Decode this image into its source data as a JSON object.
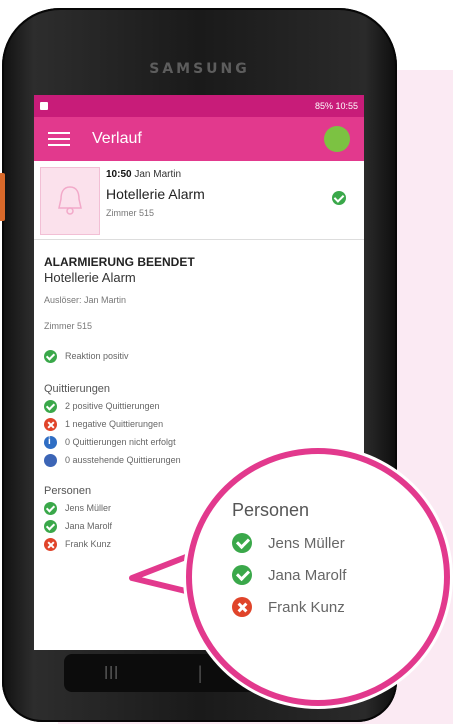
{
  "device": {
    "brand": "SAMSUNG"
  },
  "statusbar": {
    "right_text": "85% 10:55"
  },
  "appbar": {
    "title": "Verlauf"
  },
  "card": {
    "time": "10:50",
    "author": "Jan Martin",
    "title": "Hotellerie Alarm",
    "room": "Zimmer 515"
  },
  "detail": {
    "status": "ALARMIERUNG BEENDET",
    "title": "Hotellerie Alarm",
    "triggered_by": "Auslöser: Jan Martin",
    "room": "Zimmer 515",
    "reaction": "Reaktion positiv"
  },
  "quittierungen": {
    "header": "Quittierungen",
    "items": [
      {
        "status": "ok",
        "text": "2 positive Quittierungen"
      },
      {
        "status": "no",
        "text": "1 negative Quittierungen"
      },
      {
        "status": "info",
        "text": "0 Quittierungen nicht erfolgt"
      },
      {
        "status": "pending",
        "text": "0 ausstehende Quittierungen"
      }
    ]
  },
  "personen": {
    "header": "Personen",
    "items": [
      {
        "status": "ok",
        "name": "Jens Müller"
      },
      {
        "status": "ok",
        "name": "Jana Marolf"
      },
      {
        "status": "no",
        "name": "Frank Kunz"
      }
    ]
  },
  "navbar": {
    "recent": "III",
    "home": "|",
    "back": "○"
  },
  "colors": {
    "accent": "#e2398d",
    "statusbar": "#c81c79",
    "success": "#3aa84a",
    "error": "#e0442a",
    "info": "#2f6ec4"
  },
  "icons": {
    "menu": "hamburger-icon",
    "avatar": "avatar-icon",
    "bell": "bell-icon",
    "check": "check-circle-icon",
    "error": "x-circle-icon"
  }
}
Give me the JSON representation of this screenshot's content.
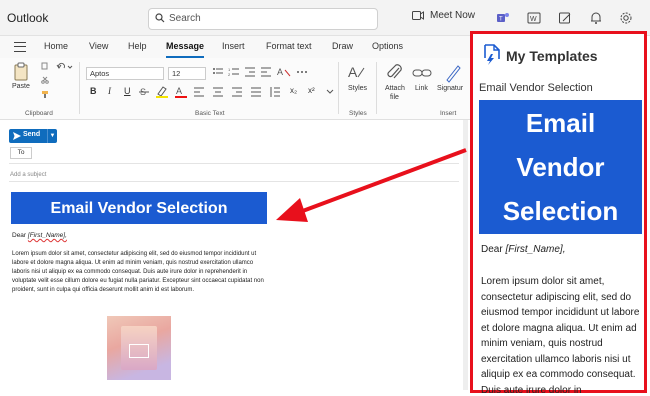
{
  "app": {
    "title": "Outlook"
  },
  "search": {
    "placeholder": "Search"
  },
  "topbar": {
    "meet_now": "Meet Now"
  },
  "menu": {
    "items": [
      "Home",
      "View",
      "Help",
      "Message",
      "Insert",
      "Format text",
      "Draw",
      "Options"
    ],
    "active": "Message"
  },
  "ribbon": {
    "paste": "Paste",
    "clipboard": "Clipboard",
    "font": "Aptos",
    "size": "12",
    "basic_text": "Basic Text",
    "styles": "Styles",
    "styles_group": "Styles",
    "attach": "Attach",
    "attach2": "file",
    "link": "Link",
    "signature": "Signatur",
    "insert_group": "Insert"
  },
  "compose": {
    "send": "Send",
    "to": "To",
    "subject_placeholder": "Add a subject",
    "banner": "Email Vendor Selection",
    "dear": "Dear",
    "first_name": "[First_Name],",
    "body": "Lorem ipsum dolor sit amet, consectetur adipiscing elit, sed do eiusmod tempor incididunt ut labore et dolore magna aliqua. Ut enim ad minim veniam, quis nostrud exercitation ullamco laboris nisi ut aliquip ex ea commodo consequat. Duis aute irure dolor in reprehenderit in voluptate velit esse cillum dolore eu fugiat nulla pariatur. Excepteur sint occaecat cupidatat non proident, sunt in culpa qui officia deserunt mollit anim id est laborum."
  },
  "panel": {
    "title": "My Templates",
    "template_name": "Email Vendor Selection",
    "banner_lines": [
      "Email",
      "Vendor",
      "Selection"
    ],
    "dear": "Dear",
    "first_name": "[First_Name],",
    "body": "Lorem ipsum dolor sit amet, consectetur adipiscing elit, sed do eiusmod tempor incididunt ut labore et dolore magna aliqua. Ut enim ad minim veniam, quis nostrud exercitation ullamco laboris nisi ut aliquip ex ea commodo consequat. Duis aute irure dolor in reprehenderit"
  },
  "colors": {
    "accent": "#0f6cbd",
    "banner": "#1b5bd1",
    "highlight": "#e8101c"
  }
}
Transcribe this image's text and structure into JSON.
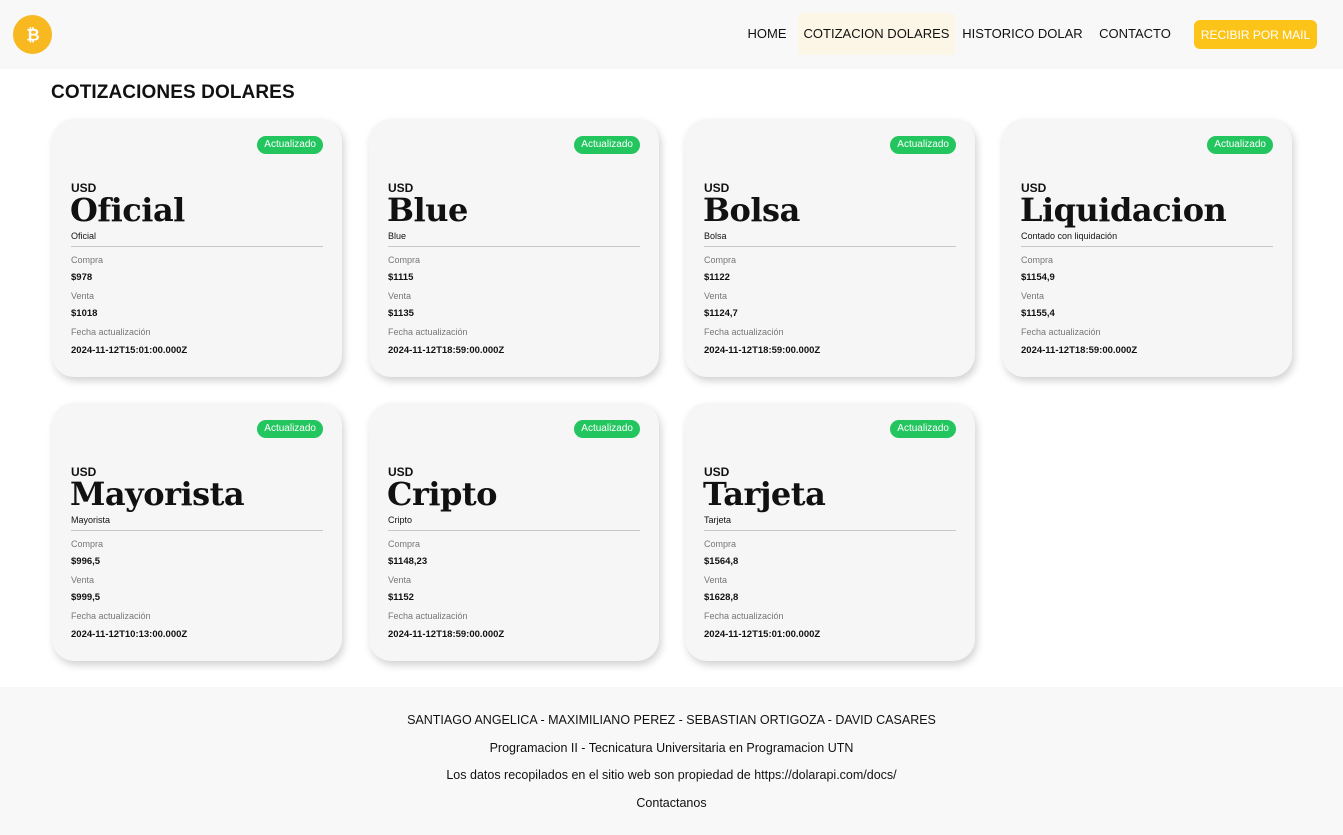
{
  "nav": {
    "items": [
      {
        "label": "HOME"
      },
      {
        "label": "COTIZACION DOLARES"
      },
      {
        "label": "HISTORICO DOLAR"
      },
      {
        "label": "CONTACTO"
      }
    ],
    "cta_label": "RECIBIR POR MAIL",
    "logo_icon": "bitcoin-icon",
    "accent_color": "#fcc419"
  },
  "page": {
    "title": "COTIZACIONES DOLARES"
  },
  "labels": {
    "currency": "USD",
    "buy": "Compra",
    "sell": "Venta",
    "date": "Fecha actualización",
    "badge": "Actualizado"
  },
  "cards": [
    {
      "name": "Oficial",
      "subtitle": "Oficial",
      "buy": "$978",
      "sell": "$1018",
      "date": "2024-11-12T15:01:00.000Z"
    },
    {
      "name": "Blue",
      "subtitle": "Blue",
      "buy": "$1115",
      "sell": "$1135",
      "date": "2024-11-12T18:59:00.000Z"
    },
    {
      "name": "Bolsa",
      "subtitle": "Bolsa",
      "buy": "$1122",
      "sell": "$1124,7",
      "date": "2024-11-12T18:59:00.000Z"
    },
    {
      "name": "Liquidacion",
      "subtitle": "Contado con liquidación",
      "buy": "$1154,9",
      "sell": "$1155,4",
      "date": "2024-11-12T18:59:00.000Z"
    },
    {
      "name": "Mayorista",
      "subtitle": "Mayorista",
      "buy": "$996,5",
      "sell": "$999,5",
      "date": "2024-11-12T10:13:00.000Z"
    },
    {
      "name": "Cripto",
      "subtitle": "Cripto",
      "buy": "$1148,23",
      "sell": "$1152",
      "date": "2024-11-12T18:59:00.000Z"
    },
    {
      "name": "Tarjeta",
      "subtitle": "Tarjeta",
      "buy": "$1564,8",
      "sell": "$1628,8",
      "date": "2024-11-12T15:01:00.000Z"
    }
  ],
  "footer": {
    "authors": "SANTIAGO ANGELICA - MAXIMILIANO PEREZ - SEBASTIAN ORTIGOZA - DAVID CASARES",
    "course": "Programacion II - Tecnicatura Universitaria en Programacion UTN",
    "source": "Los datos recopilados en el sitio web son propiedad de https://dolarapi.com/docs/",
    "contact": "Contactanos"
  }
}
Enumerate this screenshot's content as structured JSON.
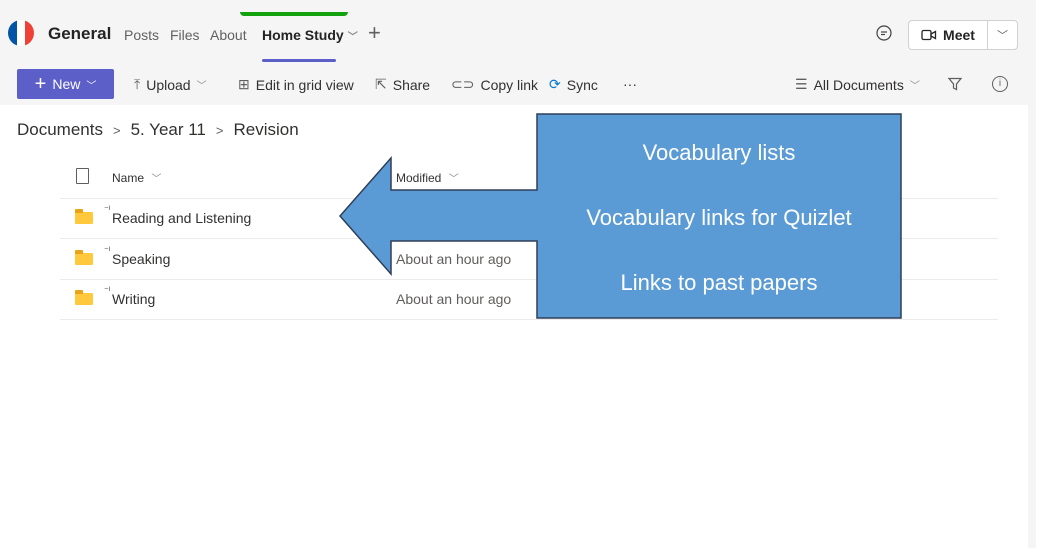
{
  "header": {
    "title": "General",
    "tabs": [
      {
        "label": "Posts"
      },
      {
        "label": "Files"
      },
      {
        "label": "About"
      },
      {
        "label": "Home Study"
      }
    ],
    "add_tab": "+",
    "meet_label": "Meet",
    "meet_dropdown": "⌄"
  },
  "toolbar": {
    "new_label": "New",
    "upload_label": "Upload",
    "grid_label": "Edit in grid view",
    "share_label": "Share",
    "copy_link_label": "Copy link",
    "sync_label": "Sync",
    "more_label": "···",
    "view_label": "All Documents",
    "info": "i"
  },
  "breadcrumb": [
    "Documents",
    "5. Year 11",
    "Revision"
  ],
  "list": {
    "columns": {
      "name": "Name",
      "modified": "Modified"
    },
    "rows": [
      {
        "name": "Reading and Listening",
        "modified": ""
      },
      {
        "name": "Speaking",
        "modified": "About an hour ago"
      },
      {
        "name": "Writing",
        "modified": "About an hour ago"
      }
    ]
  },
  "callout": {
    "lines": [
      "Vocabulary lists",
      "Vocabulary links for Quizlet",
      "Links to past papers"
    ],
    "fill": "#5b9bd5",
    "stroke": "#2f3e58"
  },
  "colors": {
    "accent": "#5b5fc7",
    "flag_blue": "#0055a4",
    "flag_red": "#ef4135"
  }
}
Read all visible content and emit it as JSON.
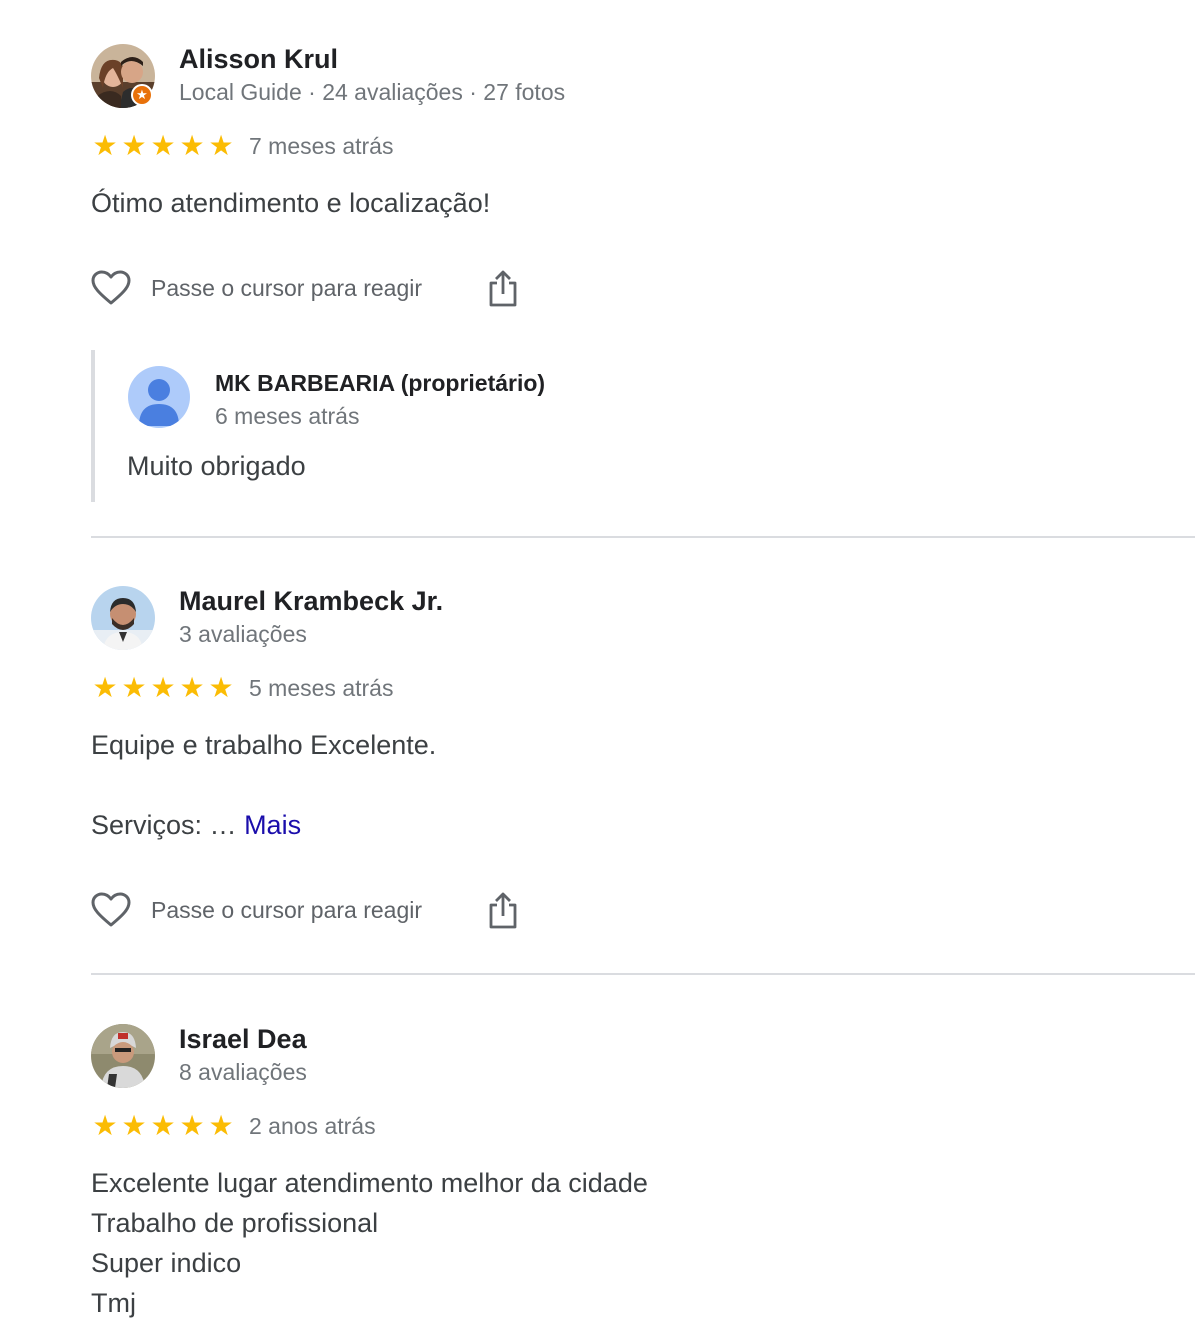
{
  "reviews": [
    {
      "reviewer_name": "Alisson Krul",
      "reviewer_meta": "Local Guide · 24 avaliações · 27 fotos",
      "local_guide_badge_icon": "star-icon",
      "rating": 5,
      "time": "7 meses atrás",
      "text_lines": [
        "Ótimo atendimento e localização!"
      ],
      "react_label": "Passe o cursor para reagir",
      "owner_reply": {
        "name": "MK BARBEARIA (proprietário)",
        "time": "6 meses atrás",
        "text": "Muito obrigado"
      }
    },
    {
      "reviewer_name": "Maurel Krambeck Jr.",
      "reviewer_meta": "3 avaliações",
      "rating": 5,
      "time": "5 meses atrás",
      "text_lines": [
        "Equipe e trabalho Excelente."
      ],
      "services_label": "Serviços: …",
      "more_label": "Mais",
      "react_label": "Passe o cursor para reagir"
    },
    {
      "reviewer_name": "Israel Dea",
      "reviewer_meta": "8 avaliações",
      "rating": 5,
      "time": "2 anos atrás",
      "text_lines": [
        "Excelente lugar atendimento melhor da cidade",
        "Trabalho de profissional",
        "Super indico",
        "Tmj"
      ]
    }
  ],
  "icons": {
    "star": "★",
    "heart": "heart-icon",
    "share": "share-icon"
  },
  "colors": {
    "star": "#fbbc04",
    "link": "#1a0dab",
    "badge": "#e8710a",
    "owner_avatar_bg": "#aecbfa",
    "owner_avatar_fg": "#4a7fe0"
  }
}
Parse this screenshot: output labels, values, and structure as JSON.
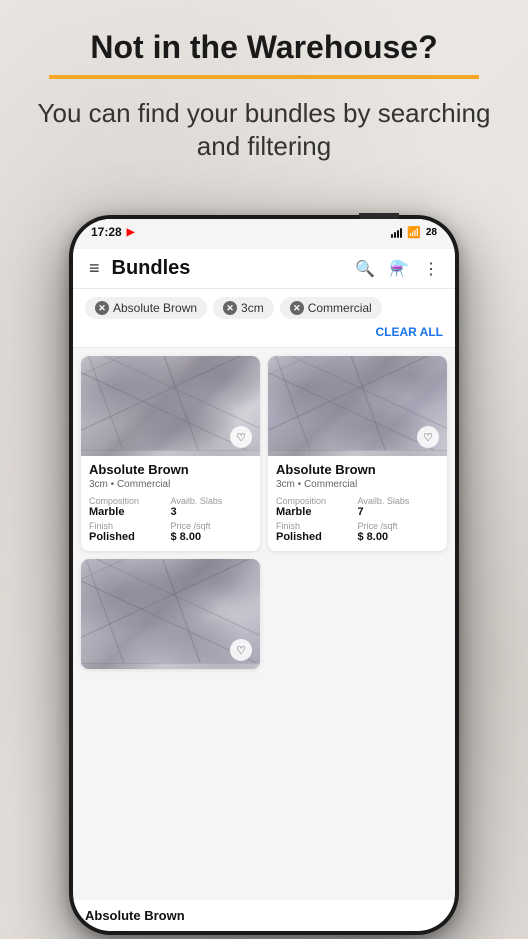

Exercise description
Identify the lines of the entries containing the string "Martin". Copy each such line.

Solution to the problem
    "author": "Jan Martin",
    "triggered_by": "Auslöser: Jan Martin",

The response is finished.